Figure record extracts
○ ○ ○ ○ ○
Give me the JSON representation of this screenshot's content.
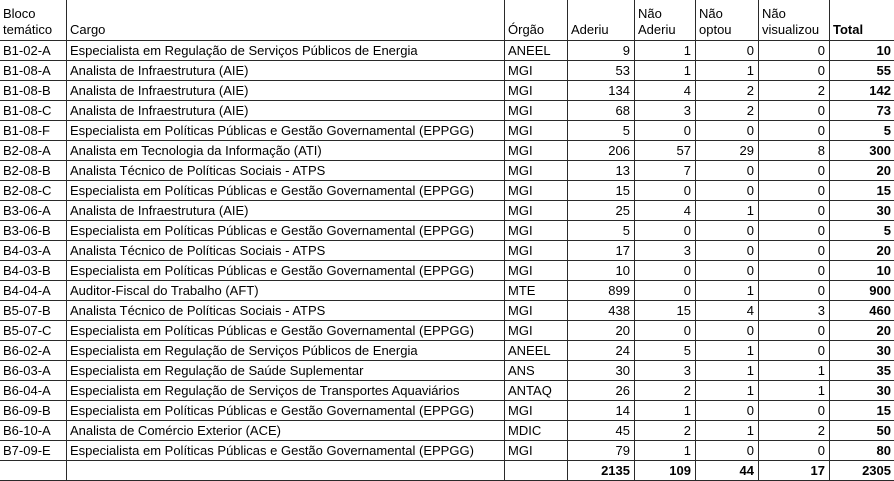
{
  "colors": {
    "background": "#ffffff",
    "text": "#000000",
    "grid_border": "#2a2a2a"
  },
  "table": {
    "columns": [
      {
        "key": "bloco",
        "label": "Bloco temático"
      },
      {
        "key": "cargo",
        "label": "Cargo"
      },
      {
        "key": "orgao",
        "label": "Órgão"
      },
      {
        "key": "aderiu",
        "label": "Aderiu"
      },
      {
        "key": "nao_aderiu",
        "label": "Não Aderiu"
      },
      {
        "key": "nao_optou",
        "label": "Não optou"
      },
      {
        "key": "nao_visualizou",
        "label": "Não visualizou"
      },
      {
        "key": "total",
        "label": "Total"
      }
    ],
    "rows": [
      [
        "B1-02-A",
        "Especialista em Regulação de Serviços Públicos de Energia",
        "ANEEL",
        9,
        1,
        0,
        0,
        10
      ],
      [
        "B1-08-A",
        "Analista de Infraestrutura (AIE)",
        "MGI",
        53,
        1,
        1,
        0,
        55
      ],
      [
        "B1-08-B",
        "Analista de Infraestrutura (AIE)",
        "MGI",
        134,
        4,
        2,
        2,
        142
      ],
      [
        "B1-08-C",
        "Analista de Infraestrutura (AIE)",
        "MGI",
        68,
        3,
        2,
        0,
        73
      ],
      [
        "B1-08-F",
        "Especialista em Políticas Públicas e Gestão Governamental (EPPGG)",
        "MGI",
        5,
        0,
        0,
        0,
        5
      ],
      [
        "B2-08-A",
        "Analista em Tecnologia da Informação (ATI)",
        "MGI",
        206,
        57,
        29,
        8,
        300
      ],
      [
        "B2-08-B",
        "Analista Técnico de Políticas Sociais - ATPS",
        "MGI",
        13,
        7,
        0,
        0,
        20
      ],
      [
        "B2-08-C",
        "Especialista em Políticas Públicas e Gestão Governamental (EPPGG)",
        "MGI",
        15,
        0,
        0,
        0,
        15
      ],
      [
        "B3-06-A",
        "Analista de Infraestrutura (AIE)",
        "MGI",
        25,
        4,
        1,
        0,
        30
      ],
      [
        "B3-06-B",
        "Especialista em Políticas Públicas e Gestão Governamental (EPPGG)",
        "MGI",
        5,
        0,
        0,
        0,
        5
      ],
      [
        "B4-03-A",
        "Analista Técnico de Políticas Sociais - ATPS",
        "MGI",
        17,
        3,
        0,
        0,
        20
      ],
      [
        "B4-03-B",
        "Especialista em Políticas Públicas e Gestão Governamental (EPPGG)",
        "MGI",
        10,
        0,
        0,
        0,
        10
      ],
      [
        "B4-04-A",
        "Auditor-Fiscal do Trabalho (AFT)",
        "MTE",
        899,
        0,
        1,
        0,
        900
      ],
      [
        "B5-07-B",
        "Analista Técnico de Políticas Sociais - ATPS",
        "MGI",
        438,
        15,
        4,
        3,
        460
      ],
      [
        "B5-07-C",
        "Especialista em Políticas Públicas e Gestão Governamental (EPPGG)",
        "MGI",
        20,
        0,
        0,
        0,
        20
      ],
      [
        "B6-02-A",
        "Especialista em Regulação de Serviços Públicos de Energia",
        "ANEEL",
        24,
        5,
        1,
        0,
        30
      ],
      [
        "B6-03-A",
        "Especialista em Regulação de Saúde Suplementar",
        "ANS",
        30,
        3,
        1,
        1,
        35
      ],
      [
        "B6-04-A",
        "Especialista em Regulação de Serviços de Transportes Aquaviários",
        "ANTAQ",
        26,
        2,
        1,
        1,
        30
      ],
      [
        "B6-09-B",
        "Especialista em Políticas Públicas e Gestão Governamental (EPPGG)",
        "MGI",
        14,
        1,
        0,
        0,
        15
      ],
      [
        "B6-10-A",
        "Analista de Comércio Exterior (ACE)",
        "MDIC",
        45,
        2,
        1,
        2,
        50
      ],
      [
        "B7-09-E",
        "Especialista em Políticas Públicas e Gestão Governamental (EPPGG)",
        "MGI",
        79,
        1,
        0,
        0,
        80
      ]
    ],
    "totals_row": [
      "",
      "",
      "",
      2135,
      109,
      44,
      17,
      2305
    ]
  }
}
○ ○ ○ ○ ○
-- TASK REQUIREMENTS --
Extract all the data above exactly, excluding every picture.

-- FULL ANSWER --
Give me the JSON representation of this screenshot's content.
{
  "colors": {
    "background": "#ffffff",
    "text": "#000000",
    "grid_border": "#2a2a2a"
  },
  "table": {
    "columns": [
      {
        "key": "bloco",
        "label": "Bloco temático"
      },
      {
        "key": "cargo",
        "label": "Cargo"
      },
      {
        "key": "orgao",
        "label": "Órgão"
      },
      {
        "key": "aderiu",
        "label": "Aderiu"
      },
      {
        "key": "nao_aderiu",
        "label": "Não Aderiu"
      },
      {
        "key": "nao_optou",
        "label": "Não optou"
      },
      {
        "key": "nao_visualizou",
        "label": "Não visualizou"
      },
      {
        "key": "total",
        "label": "Total"
      }
    ],
    "rows": [
      [
        "B1-02-A",
        "Especialista em Regulação de Serviços Públicos de Energia",
        "ANEEL",
        9,
        1,
        0,
        0,
        10
      ],
      [
        "B1-08-A",
        "Analista de Infraestrutura (AIE)",
        "MGI",
        53,
        1,
        1,
        0,
        55
      ],
      [
        "B1-08-B",
        "Analista de Infraestrutura (AIE)",
        "MGI",
        134,
        4,
        2,
        2,
        142
      ],
      [
        "B1-08-C",
        "Analista de Infraestrutura (AIE)",
        "MGI",
        68,
        3,
        2,
        0,
        73
      ],
      [
        "B1-08-F",
        "Especialista em Políticas Públicas e Gestão Governamental (EPPGG)",
        "MGI",
        5,
        0,
        0,
        0,
        5
      ],
      [
        "B2-08-A",
        "Analista em Tecnologia da Informação (ATI)",
        "MGI",
        206,
        57,
        29,
        8,
        300
      ],
      [
        "B2-08-B",
        "Analista Técnico de Políticas Sociais - ATPS",
        "MGI",
        13,
        7,
        0,
        0,
        20
      ],
      [
        "B2-08-C",
        "Especialista em Políticas Públicas e Gestão Governamental (EPPGG)",
        "MGI",
        15,
        0,
        0,
        0,
        15
      ],
      [
        "B3-06-A",
        "Analista de Infraestrutura (AIE)",
        "MGI",
        25,
        4,
        1,
        0,
        30
      ],
      [
        "B3-06-B",
        "Especialista em Políticas Públicas e Gestão Governamental (EPPGG)",
        "MGI",
        5,
        0,
        0,
        0,
        5
      ],
      [
        "B4-03-A",
        "Analista Técnico de Políticas Sociais - ATPS",
        "MGI",
        17,
        3,
        0,
        0,
        20
      ],
      [
        "B4-03-B",
        "Especialista em Políticas Públicas e Gestão Governamental (EPPGG)",
        "MGI",
        10,
        0,
        0,
        0,
        10
      ],
      [
        "B4-04-A",
        "Auditor-Fiscal do Trabalho (AFT)",
        "MTE",
        899,
        0,
        1,
        0,
        900
      ],
      [
        "B5-07-B",
        "Analista Técnico de Políticas Sociais - ATPS",
        "MGI",
        438,
        15,
        4,
        3,
        460
      ],
      [
        "B5-07-C",
        "Especialista em Políticas Públicas e Gestão Governamental (EPPGG)",
        "MGI",
        20,
        0,
        0,
        0,
        20
      ],
      [
        "B6-02-A",
        "Especialista em Regulação de Serviços Públicos de Energia",
        "ANEEL",
        24,
        5,
        1,
        0,
        30
      ],
      [
        "B6-03-A",
        "Especialista em Regulação de Saúde Suplementar",
        "ANS",
        30,
        3,
        1,
        1,
        35
      ],
      [
        "B6-04-A",
        "Especialista em Regulação de Serviços de Transportes Aquaviários",
        "ANTAQ",
        26,
        2,
        1,
        1,
        30
      ],
      [
        "B6-09-B",
        "Especialista em Políticas Públicas e Gestão Governamental (EPPGG)",
        "MGI",
        14,
        1,
        0,
        0,
        15
      ],
      [
        "B6-10-A",
        "Analista de Comércio Exterior (ACE)",
        "MDIC",
        45,
        2,
        1,
        2,
        50
      ],
      [
        "B7-09-E",
        "Especialista em Políticas Públicas e Gestão Governamental (EPPGG)",
        "MGI",
        79,
        1,
        0,
        0,
        80
      ]
    ],
    "totals_row": [
      "",
      "",
      "",
      2135,
      109,
      44,
      17,
      2305
    ]
  }
}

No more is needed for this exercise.